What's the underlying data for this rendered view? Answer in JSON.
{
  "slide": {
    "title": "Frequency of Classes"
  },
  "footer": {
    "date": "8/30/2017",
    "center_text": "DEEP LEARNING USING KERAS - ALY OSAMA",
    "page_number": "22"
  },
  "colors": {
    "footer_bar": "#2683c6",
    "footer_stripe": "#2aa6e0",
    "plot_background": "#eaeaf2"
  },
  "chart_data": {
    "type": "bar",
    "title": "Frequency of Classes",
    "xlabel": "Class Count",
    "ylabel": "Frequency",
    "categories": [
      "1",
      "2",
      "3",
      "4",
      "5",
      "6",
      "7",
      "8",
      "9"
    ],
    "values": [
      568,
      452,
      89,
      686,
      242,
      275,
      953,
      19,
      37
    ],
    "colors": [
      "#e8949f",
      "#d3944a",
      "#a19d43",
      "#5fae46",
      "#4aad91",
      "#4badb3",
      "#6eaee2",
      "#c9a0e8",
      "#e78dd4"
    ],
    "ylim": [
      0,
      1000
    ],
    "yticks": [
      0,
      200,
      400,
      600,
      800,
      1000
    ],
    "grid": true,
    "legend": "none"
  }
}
·····
- [PROBLEM STATEMENT] Go through the data and return every record exactly.

- [WRITTEN REPLY]
What's the underlying data for this rendered view? Answer in JSON.
{
  "slide": {
    "title": "Frequency of Classes"
  },
  "footer": {
    "date": "8/30/2017",
    "center_text": "DEEP LEARNING USING KERAS - ALY OSAMA",
    "page_number": "22"
  },
  "colors": {
    "footer_bar": "#2683c6",
    "footer_stripe": "#2aa6e0",
    "plot_background": "#eaeaf2"
  },
  "chart_data": {
    "type": "bar",
    "title": "Frequency of Classes",
    "xlabel": "Class Count",
    "ylabel": "Frequency",
    "categories": [
      "1",
      "2",
      "3",
      "4",
      "5",
      "6",
      "7",
      "8",
      "9"
    ],
    "values": [
      568,
      452,
      89,
      686,
      242,
      275,
      953,
      19,
      37
    ],
    "colors": [
      "#e8949f",
      "#d3944a",
      "#a19d43",
      "#5fae46",
      "#4aad91",
      "#4badb3",
      "#6eaee2",
      "#c9a0e8",
      "#e78dd4"
    ],
    "ylim": [
      0,
      1000
    ],
    "yticks": [
      0,
      200,
      400,
      600,
      800,
      1000
    ],
    "grid": true,
    "legend": "none"
  }
}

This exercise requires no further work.